▶ [TEXT PROVIDED]:
━━━━━━

Well, i can say that it has been quite a busy few days. i can't promise any writing as good as lauren's, but i will do my best..thanks to andrew's friend moses, we are really lucky to be able to even be continuing this blog! (we are not able to just walk to an internet cafe, and it takes too much stress/time to find someone to take us). as i am writing this, the power just went out - came back on - and went out again- came back on! this happens often here..don't know if lauren mentioned, but we are somehow blessed with air conditioning in our rooms - which amazes me! it is a nice contrast to the hot heat.
on monday, we started our teaming up with pro health international (a group full of such wonderful people) by waking up at 5:30 am..yes, i said 5:30...for singing, prayer, and devotion.. hey, when you are here, you live by their rules..and no one is allowed to miss it. they are deeply religious and very passionate about their religion. when that was over (around 6:15), we were able to go back to our rooms to prepare for the day (we just slept some more!) and then at 7:30 we rose again for bible study followed by breakfast. they tell us that we will be doing this everyday (really!). andrew says it was the norm in his household growing up
we loaded up the bus and drove to the benin sports stadium, where andrew's old coach and friends play sports. the basketball court in the stadium - which is like a big complex that has tennis, swimming, and offices - is flooded. not just today, it is always flooded and they have no way to fix it. so instead, they play ball on wire road. but before we can go there, we have to go to see the commissioner to get her blessing for what we will be doing. we always cause quite a scene wherever we go, and this was defintely one that was an important visit captured on both parties cameras and videos. everywhere we go, we feel like celebrities..nigerians LOVE to take pictures!!! some common phrases they also use are "that is ok" (for good) and "you are welcome" (at first we wondered what for, and then we realized they are saying you are welcome here in nigeria, here in the sports stadium, here in our school..).

━━━━━━

▶ [EXERCISE TASK 1]: Repeat the rows word for word, starting with their first line and ending with the line that contains "basmala-calligraphy: بِسْمِ اللَّهِ", and give nothing beyond those lines.

[Collected data]
━━━━━━

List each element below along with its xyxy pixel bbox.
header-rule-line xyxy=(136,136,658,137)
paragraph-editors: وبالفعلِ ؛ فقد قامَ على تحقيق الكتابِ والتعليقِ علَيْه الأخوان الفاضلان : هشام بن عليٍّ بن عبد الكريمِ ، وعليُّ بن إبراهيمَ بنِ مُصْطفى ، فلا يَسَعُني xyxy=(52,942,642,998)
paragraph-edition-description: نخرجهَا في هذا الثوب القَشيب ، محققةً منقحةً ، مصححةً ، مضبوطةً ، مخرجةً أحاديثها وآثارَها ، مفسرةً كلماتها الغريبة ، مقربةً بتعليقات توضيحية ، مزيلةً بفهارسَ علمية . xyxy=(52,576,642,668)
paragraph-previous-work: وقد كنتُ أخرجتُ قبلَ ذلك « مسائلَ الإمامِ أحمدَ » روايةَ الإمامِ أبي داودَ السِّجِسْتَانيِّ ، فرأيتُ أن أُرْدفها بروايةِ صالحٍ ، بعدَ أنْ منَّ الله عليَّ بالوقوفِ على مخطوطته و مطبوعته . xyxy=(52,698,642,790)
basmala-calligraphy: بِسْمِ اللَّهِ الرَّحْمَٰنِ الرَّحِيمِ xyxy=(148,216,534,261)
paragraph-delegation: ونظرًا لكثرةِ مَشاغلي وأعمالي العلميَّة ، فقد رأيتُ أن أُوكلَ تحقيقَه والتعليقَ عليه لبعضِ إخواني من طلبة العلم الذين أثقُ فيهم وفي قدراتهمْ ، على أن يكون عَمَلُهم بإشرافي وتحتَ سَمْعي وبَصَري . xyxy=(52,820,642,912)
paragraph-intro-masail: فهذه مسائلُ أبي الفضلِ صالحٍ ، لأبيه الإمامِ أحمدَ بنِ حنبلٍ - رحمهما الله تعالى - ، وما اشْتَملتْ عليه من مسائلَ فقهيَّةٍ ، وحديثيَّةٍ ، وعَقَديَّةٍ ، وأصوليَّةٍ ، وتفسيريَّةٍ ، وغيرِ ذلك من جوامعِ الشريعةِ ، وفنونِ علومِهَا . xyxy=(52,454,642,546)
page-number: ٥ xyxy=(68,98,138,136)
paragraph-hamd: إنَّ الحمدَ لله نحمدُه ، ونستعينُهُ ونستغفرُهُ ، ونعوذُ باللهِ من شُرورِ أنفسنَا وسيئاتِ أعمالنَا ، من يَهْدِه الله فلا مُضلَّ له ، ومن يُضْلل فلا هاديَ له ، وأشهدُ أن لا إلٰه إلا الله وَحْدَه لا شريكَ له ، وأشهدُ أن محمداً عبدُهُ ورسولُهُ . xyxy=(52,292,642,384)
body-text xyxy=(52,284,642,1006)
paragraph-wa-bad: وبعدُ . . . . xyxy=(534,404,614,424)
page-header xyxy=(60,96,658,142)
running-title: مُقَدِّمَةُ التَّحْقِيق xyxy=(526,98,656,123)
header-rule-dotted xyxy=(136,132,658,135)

━━━━━━

▶ [EXERCISE TASK 2]: Continue the blog post about the group's days in Nigeria, picking up after its final sentence.

▶ [RIGHT ANSWER 1]:
List each element below along with its xyxy pixel bbox.
header-rule-line xyxy=(136,136,658,137)
paragraph-editors: وبالفعلِ ؛ فقد قامَ على تحقيق الكتابِ والتعليقِ علَيْه الأخوان الفاضلان : هشام بن عليٍّ بن عبد الكريمِ ، وعليُّ بن إبراهيمَ بنِ مُصْطفى ، فلا يَسَعُني xyxy=(52,942,642,998)
paragraph-edition-description: نخرجهَا في هذا الثوب القَشيب ، محققةً منقحةً ، مصححةً ، مضبوطةً ، مخرجةً أحاديثها وآثارَها ، مفسرةً كلماتها الغريبة ، مقربةً بتعليقات توضيحية ، مزيلةً بفهارسَ علمية . xyxy=(52,576,642,668)
paragraph-previous-work: وقد كنتُ أخرجتُ قبلَ ذلك « مسائلَ الإمامِ أحمدَ » روايةَ الإمامِ أبي داودَ السِّجِسْتَانيِّ ، فرأيتُ أن أُرْدفها بروايةِ صالحٍ ، بعدَ أنْ منَّ الله عليَّ بالوقوفِ على مخطوطته و مطبوعته . xyxy=(52,698,642,790)
basmala-calligraphy: بِسْمِ اللَّهِ الرَّحْمَٰنِ الرَّحِيمِ xyxy=(148,216,534,261)

▶ [RIGHT ANSWER 2]:
we finally make it over to the courts on wire road, way behind schedule, to see not the 50 people we thought would be there, but the 150 people there waiting for us - since 9:00 (it's like 11 at this point). the courts are basically some cement slab with some marks on them (i think thanks to andrew). you can tell they have started to paint the courts from the money andrew has brought with this trip, but have held off continuing because of rain the night before. the day is a bit disorganized as we think of what to do with our new numbers on the fly. coach sue, andrew, frank, and chris easterling do an excellent job running some scrimmages and teaching the nigerian players some new moves.
while some are playing on the courts, we have set up the foot washing station, where we get to know the people and are able to deliver them a new pair of shoes. i think andrew is pretty satisfied with how the day went. unfortunately, the nigerian goverment has delayed our container of shoes, and we only have the basketball shoes that we brought on the plane with us to give out. the other 500 basketball shoes remain in port (where they have been for the past 1.5 weeks) in lagos until the government decides to review our paperwork (again) or accept some payment (think thousands) - welcome to africa - you never know what will happen! we just recevied disappointing news - confirmation that we will not get the container until after we leave. luckily, andrew's church has about 40 AMAZING volunteers (these are really special people) who will finish the mission for us and deliver shoes to all of our targets (not just basketball shoes, but the other thousands of regular tennis shoes too!!!).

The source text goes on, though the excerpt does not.